- _Problem to solve_
Write out the data again in full, exactly as it reads.

- _Data provided_
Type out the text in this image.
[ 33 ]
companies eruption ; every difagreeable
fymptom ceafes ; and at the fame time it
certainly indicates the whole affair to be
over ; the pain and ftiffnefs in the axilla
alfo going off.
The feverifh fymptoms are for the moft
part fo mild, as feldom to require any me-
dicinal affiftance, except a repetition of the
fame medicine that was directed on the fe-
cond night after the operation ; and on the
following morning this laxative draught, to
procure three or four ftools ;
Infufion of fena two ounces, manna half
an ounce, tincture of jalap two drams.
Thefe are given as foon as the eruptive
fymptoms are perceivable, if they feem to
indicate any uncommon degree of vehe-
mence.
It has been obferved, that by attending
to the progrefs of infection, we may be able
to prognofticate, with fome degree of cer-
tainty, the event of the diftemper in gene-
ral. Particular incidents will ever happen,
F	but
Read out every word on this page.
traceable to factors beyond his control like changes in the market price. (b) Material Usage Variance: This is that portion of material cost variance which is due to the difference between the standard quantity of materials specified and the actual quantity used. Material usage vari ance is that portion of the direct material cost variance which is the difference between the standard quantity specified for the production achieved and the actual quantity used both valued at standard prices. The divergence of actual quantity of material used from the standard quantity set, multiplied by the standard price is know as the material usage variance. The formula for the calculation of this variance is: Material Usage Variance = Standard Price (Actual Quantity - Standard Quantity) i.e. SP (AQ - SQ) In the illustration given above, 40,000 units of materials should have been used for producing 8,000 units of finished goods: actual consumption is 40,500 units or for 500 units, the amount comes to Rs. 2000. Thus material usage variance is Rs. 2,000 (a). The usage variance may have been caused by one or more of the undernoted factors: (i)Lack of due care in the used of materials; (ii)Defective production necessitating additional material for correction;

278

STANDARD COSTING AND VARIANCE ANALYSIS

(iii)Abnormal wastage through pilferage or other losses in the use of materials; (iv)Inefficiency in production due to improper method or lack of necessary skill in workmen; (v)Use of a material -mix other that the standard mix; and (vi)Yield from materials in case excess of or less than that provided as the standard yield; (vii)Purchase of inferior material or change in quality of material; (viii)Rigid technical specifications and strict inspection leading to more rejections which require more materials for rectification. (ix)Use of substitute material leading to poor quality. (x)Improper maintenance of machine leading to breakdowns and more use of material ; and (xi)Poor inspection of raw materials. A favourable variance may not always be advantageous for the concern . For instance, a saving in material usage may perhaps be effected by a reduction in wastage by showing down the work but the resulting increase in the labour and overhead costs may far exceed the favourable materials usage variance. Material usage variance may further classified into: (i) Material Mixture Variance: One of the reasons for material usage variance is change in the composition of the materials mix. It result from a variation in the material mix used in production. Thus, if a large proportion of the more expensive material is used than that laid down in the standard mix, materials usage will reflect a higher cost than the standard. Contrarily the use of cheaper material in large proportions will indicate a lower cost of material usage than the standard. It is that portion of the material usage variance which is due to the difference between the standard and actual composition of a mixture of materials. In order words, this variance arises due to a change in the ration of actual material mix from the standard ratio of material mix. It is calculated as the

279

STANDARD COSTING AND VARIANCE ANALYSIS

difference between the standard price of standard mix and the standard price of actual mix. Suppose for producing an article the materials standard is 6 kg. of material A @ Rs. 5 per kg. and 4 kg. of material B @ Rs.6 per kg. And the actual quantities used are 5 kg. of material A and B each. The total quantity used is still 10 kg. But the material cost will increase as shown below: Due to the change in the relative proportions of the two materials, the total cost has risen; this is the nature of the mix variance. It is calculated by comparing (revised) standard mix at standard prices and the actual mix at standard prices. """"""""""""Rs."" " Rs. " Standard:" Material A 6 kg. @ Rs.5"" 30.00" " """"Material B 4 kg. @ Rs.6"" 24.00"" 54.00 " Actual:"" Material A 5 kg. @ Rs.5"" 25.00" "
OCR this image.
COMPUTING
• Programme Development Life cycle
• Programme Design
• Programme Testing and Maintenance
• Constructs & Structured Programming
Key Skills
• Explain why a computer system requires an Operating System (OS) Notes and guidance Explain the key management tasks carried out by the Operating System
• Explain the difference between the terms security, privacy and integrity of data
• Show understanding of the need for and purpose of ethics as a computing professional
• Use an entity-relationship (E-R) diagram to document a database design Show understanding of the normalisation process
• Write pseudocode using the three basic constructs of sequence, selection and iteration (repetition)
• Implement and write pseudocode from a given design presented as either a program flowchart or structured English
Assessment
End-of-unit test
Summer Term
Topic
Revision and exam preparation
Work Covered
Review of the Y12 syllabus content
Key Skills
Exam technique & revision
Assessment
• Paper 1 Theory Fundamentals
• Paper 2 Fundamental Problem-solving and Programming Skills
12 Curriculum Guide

- _Full response_
Type out the text in this image.
[ 33 ]
companies eruption ; every difagreeable
fymptom ceafes ; and at the fame time it
certainly indicates the whole affair to be
over ; the pain and ftiffnefs in the axilla
alfo going off.
The feverifh fymptoms are for the moft
part fo mild, as feldom to require any me-
dicinal affiftance, except a repetition of the
fame medicine that was directed on the fe-
cond night after the operation ; and on the
following morning this laxative draught, to
procure three or four ftools ;
Infufion of fena two ounces, manna half
an ounce, tincture of jalap two drams.
Thefe are given as foon as the eruptive
fymptoms are perceivable, if they feem to
indicate any uncommon degree of vehe-
mence.
It has been obferved, that by attending
to the progrefs of infection, we may be able
to prognofticate, with fome degree of cer-
tainty, the event of the diftemper in gene-
ral. Particular incidents will ever happen,
F	but
Read out every word on this page.
traceable to factors beyond his control like changes in the market price. (b) Material Usage Variance: This is that portion of material cost variance which is due to the difference between the standard quantity of materials specified and the actual quantity used. Material usage vari ance is that portion of the direct material cost variance which is the difference between the standard quantity specified for the production achieved and the actual quantity used both valued at standard prices. The divergence of actual quantity of material used from the standard quantity set, multiplied by the standard price is know as the material usage variance. The formula for the calculation of this variance is: Material Usage Variance = Standard Price (Actual Quantity - Standard Quantity) i.e. SP (AQ - SQ) In the illustration given above, 40,000 units of materials should have been used for producing 8,000 units of finished goods: actual consumption is 40,500 units or for 500 units, the amount comes to Rs. 2000. Thus material usage variance is Rs. 2,000 (a). The usage variance may have been caused by one or more of the undernoted factors: (i)Lack of due care in the used of materials; (ii)Defective production necessitating additional material for correction;

278

STANDARD COSTING AND VARIANCE ANALYSIS

(iii)Abnormal wastage through pilferage or other losses in the use of materials; (iv)Inefficiency in production due to improper method or lack of necessary skill in workmen; (v)Use of a material -mix other that the standard mix; and (vi)Yield from materials in case excess of or less than that provided as the standard yield; (vii)Purchase of inferior material or change in quality of material; (viii)Rigid technical specifications and strict inspection leading to more rejections which require more materials for rectification. (ix)Use of substitute material leading to poor quality. (x)Improper maintenance of machine leading to breakdowns and more use of material ; and (xi)Poor inspection of raw materials. A favourable variance may not always be advantageous for the concern . For instance, a saving in material usage may perhaps be effected by a reduction in wastage by showing down the work but the resulting increase in the labour and overhead costs may far exceed the favourable materials usage variance. Material usage variance may further classified into: (i) Material Mixture Variance: One of the reasons for material usage variance is change in the composition of the materials mix. It result from a variation in the material mix used in production. Thus, if a large proportion of the more expensive material is used than that laid down in the standard mix, materials usage will reflect a higher cost than the standard. Contrarily the use of cheaper material in large proportions will indicate a lower cost of material usage than the standard. It is that portion of the material usage variance which is due to the difference between the standard and actual composition of a mixture of materials. In order words, this variance arises due to a change in the ration of actual material mix from the standard ratio of material mix. It is calculated as the

279

STANDARD COSTING AND VARIANCE ANALYSIS

difference between the standard price of standard mix and the standard price of actual mix. Suppose for producing an article the materials standard is 6 kg. of material A @ Rs. 5 per kg. and 4 kg. of material B @ Rs.6 per kg. And the actual quantities used are 5 kg. of material A and B each. The total quantity used is still 10 kg. But the material cost will increase as shown below: Due to the change in the relative proportions of the two materials, the total cost has risen; this is the nature of the mix variance. It is calculated by comparing (revised) standard mix at standard prices and the actual mix at standard prices. """"""""""""Rs."" " Rs. " Standard:" Material A 6 kg. @ Rs.5"" 30.00" " """"Material B 4 kg. @ Rs.6"" 24.00"" 54.00 " Actual:"" Material A 5 kg. @ Rs.5"" 25.00" "
OCR this image.
COMPUTING
• Programme Development Life cycle
• Programme Design
• Programme Testing and Maintenance
• Constructs & Structured Programming
Key Skills
• Explain why a computer system requires an Operating System (OS) Notes and guidance Explain the key management tasks carried out by the Operating System
• Explain the difference between the terms security, privacy and integrity of data
• Show understanding of the need for and purpose of ethics as a computing professional
• Use an entity-relationship (E-R) diagram to document a database design Show understanding of the normalisation process
• Write pseudocode using the three basic constructs of sequence, selection and iteration (repetition)
• Implement and write pseudocode from a given design presented as either a program flowchart or structured English
Assessment
End-of-unit test
Summer Term
Topic
Revision and exam preparation
Work Covered
Review of the Y12 syllabus content
Key Skills
Exam technique & revision
Assessment
• Paper 1 Theory Fundamentals
• Paper 2 Fundamental Problem-solving and Programming Skills
12 Curriculum Guide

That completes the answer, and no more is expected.